-- begin RECORDED INFORMATION --
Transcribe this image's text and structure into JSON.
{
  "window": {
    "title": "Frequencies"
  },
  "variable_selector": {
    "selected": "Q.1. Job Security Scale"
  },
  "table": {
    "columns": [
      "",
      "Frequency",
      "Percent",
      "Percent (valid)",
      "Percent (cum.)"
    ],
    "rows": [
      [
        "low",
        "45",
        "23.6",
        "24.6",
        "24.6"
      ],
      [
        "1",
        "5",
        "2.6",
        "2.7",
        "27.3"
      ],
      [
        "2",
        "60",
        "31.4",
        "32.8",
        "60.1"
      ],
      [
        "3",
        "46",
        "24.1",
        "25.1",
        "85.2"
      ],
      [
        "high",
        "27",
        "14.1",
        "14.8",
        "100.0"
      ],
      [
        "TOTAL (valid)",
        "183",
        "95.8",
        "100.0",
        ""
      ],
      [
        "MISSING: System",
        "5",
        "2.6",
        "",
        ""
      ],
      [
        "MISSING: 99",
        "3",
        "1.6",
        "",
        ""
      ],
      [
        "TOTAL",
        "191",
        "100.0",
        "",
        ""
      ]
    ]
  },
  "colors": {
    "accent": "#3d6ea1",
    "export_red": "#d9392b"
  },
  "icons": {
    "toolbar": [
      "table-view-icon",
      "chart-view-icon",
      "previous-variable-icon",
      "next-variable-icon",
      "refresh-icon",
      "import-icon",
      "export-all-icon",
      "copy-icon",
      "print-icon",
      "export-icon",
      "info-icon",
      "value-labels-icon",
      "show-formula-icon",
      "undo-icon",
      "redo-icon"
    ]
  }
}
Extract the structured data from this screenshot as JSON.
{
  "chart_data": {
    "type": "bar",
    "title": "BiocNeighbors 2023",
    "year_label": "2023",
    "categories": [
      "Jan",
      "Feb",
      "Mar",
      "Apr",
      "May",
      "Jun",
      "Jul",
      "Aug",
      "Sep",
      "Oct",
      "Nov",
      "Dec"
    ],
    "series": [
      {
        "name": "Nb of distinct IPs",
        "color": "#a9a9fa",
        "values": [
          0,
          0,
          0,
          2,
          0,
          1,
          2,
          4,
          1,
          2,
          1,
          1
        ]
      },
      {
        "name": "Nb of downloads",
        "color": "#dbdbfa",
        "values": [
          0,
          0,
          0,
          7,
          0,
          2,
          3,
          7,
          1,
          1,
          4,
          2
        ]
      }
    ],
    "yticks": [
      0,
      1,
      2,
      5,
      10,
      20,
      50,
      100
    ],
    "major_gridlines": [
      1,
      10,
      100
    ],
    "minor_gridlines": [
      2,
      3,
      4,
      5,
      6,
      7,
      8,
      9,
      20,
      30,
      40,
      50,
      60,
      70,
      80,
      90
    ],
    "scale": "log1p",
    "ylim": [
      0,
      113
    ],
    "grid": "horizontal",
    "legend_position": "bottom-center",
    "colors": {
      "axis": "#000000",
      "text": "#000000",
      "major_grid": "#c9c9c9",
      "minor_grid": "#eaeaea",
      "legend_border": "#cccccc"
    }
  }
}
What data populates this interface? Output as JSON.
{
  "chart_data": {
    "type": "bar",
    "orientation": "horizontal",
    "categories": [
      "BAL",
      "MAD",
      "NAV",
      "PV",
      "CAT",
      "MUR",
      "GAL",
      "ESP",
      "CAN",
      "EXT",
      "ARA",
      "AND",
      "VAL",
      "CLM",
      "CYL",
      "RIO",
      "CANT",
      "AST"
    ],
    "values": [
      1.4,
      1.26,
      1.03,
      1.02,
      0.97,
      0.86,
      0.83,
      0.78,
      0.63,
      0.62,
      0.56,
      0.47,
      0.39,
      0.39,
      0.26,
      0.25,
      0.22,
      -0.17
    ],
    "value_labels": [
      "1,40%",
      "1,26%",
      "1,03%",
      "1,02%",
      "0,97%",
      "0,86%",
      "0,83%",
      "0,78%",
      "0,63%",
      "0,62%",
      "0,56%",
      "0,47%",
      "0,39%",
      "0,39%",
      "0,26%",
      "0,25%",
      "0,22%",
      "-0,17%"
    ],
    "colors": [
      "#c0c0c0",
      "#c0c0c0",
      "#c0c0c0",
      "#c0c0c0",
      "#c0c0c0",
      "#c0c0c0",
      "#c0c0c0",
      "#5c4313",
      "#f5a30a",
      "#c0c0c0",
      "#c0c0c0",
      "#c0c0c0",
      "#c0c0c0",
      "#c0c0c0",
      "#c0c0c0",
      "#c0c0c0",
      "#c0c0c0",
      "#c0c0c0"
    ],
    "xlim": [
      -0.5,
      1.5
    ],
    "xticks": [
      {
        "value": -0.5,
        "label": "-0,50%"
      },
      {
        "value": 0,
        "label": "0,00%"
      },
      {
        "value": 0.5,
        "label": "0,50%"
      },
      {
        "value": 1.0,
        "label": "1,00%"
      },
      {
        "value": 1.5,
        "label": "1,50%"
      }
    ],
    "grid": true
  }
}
-- end RECORDED INFORMATION --
* **WHAT TO DO**
Above are the records; copy all of them exactly.

* **ANSWER FOR THE TASK**
Transcribe this image's text and structure into JSON.
{
  "window": {
    "title": "Frequencies"
  },
  "variable_selector": {
    "selected": "Q.1. Job Security Scale"
  },
  "table": {
    "columns": [
      "",
      "Frequency",
      "Percent",
      "Percent (valid)",
      "Percent (cum.)"
    ],
    "rows": [
      [
        "low",
        "45",
        "23.6",
        "24.6",
        "24.6"
      ],
      [
        "1",
        "5",
        "2.6",
        "2.7",
        "27.3"
      ],
      [
        "2",
        "60",
        "31.4",
        "32.8",
        "60.1"
      ],
      [
        "3",
        "46",
        "24.1",
        "25.1",
        "85.2"
      ],
      [
        "high",
        "27",
        "14.1",
        "14.8",
        "100.0"
      ],
      [
        "TOTAL (valid)",
        "183",
        "95.8",
        "100.0",
        ""
      ],
      [
        "MISSING: System",
        "5",
        "2.6",
        "",
        ""
      ],
      [
        "MISSING: 99",
        "3",
        "1.6",
        "",
        ""
      ],
      [
        "TOTAL",
        "191",
        "100.0",
        "",
        ""
      ]
    ]
  },
  "colors": {
    "accent": "#3d6ea1",
    "export_red": "#d9392b"
  },
  "icons": {
    "toolbar": [
      "table-view-icon",
      "chart-view-icon",
      "previous-variable-icon",
      "next-variable-icon",
      "refresh-icon",
      "import-icon",
      "export-all-icon",
      "copy-icon",
      "print-icon",
      "export-icon",
      "info-icon",
      "value-labels-icon",
      "show-formula-icon",
      "undo-icon",
      "redo-icon"
    ]
  }
}
Extract the structured data from this screenshot as JSON.
{
  "chart_data": {
    "type": "bar",
    "title": "BiocNeighbors 2023",
    "year_label": "2023",
    "categories": [
      "Jan",
      "Feb",
      "Mar",
      "Apr",
      "May",
      "Jun",
      "Jul",
      "Aug",
      "Sep",
      "Oct",
      "Nov",
      "Dec"
    ],
    "series": [
      {
        "name": "Nb of distinct IPs",
        "color": "#a9a9fa",
        "values": [
          0,
          0,
          0,
          2,
          0,
          1,
          2,
          4,
          1,
          2,
          1,
          1
        ]
      },
      {
        "name": "Nb of downloads",
        "color": "#dbdbfa",
        "values": [
          0,
          0,
          0,
          7,
          0,
          2,
          3,
          7,
          1,
          1,
          4,
          2
        ]
      }
    ],
    "yticks": [
      0,
      1,
      2,
      5,
      10,
      20,
      50,
      100
    ],
    "major_gridlines": [
      1,
      10,
      100
    ],
    "minor_gridlines": [
      2,
      3,
      4,
      5,
      6,
      7,
      8,
      9,
      20,
      30,
      40,
      50,
      60,
      70,
      80,
      90
    ],
    "scale": "log1p",
    "ylim": [
      0,
      113
    ],
    "grid": "horizontal",
    "legend_position": "bottom-center",
    "colors": {
      "axis": "#000000",
      "text": "#000000",
      "major_grid": "#c9c9c9",
      "minor_grid": "#eaeaea",
      "legend_border": "#cccccc"
    }
  }
}
What data populates this interface? Output as JSON.
{
  "chart_data": {
    "type": "bar",
    "orientation": "horizontal",
    "categories": [
      "BAL",
      "MAD",
      "NAV",
      "PV",
      "CAT",
      "MUR",
      "GAL",
      "ESP",
      "CAN",
      "EXT",
      "ARA",
      "AND",
      "VAL",
      "CLM",
      "CYL",
      "RIO",
      "CANT",
      "AST"
    ],
    "values": [
      1.4,
      1.26,
      1.03,
      1.02,
      0.97,
      0.86,
      0.83,
      0.78,
      0.63,
      0.62,
      0.56,
      0.47,
      0.39,
      0.39,
      0.26,
      0.25,
      0.22,
      -0.17
    ],
    "value_labels": [
      "1,40%",
      "1,26%",
      "1,03%",
      "1,02%",
      "0,97%",
      "0,86%",
      "0,83%",
      "0,78%",
      "0,63%",
      "0,62%",
      "0,56%",
      "0,47%",
      "0,39%",
      "0,39%",
      "0,26%",
      "0,25%",
      "0,22%",
      "-0,17%"
    ],
    "colors": [
      "#c0c0c0",
      "#c0c0c0",
      "#c0c0c0",
      "#c0c0c0",
      "#c0c0c0",
      "#c0c0c0",
      "#c0c0c0",
      "#5c4313",
      "#f5a30a",
      "#c0c0c0",
      "#c0c0c0",
      "#c0c0c0",
      "#c0c0c0",
      "#c0c0c0",
      "#c0c0c0",
      "#c0c0c0",
      "#c0c0c0",
      "#c0c0c0"
    ],
    "xlim": [
      -0.5,
      1.5
    ],
    "xticks": [
      {
        "value": -0.5,
        "label": "-0,50%"
      },
      {
        "value": 0,
        "label": "0,00%"
      },
      {
        "value": 0.5,
        "label": "0,50%"
      },
      {
        "value": 1.0,
        "label": "1,00%"
      },
      {
        "value": 1.5,
        "label": "1,50%"
      }
    ],
    "grid": true
  }
}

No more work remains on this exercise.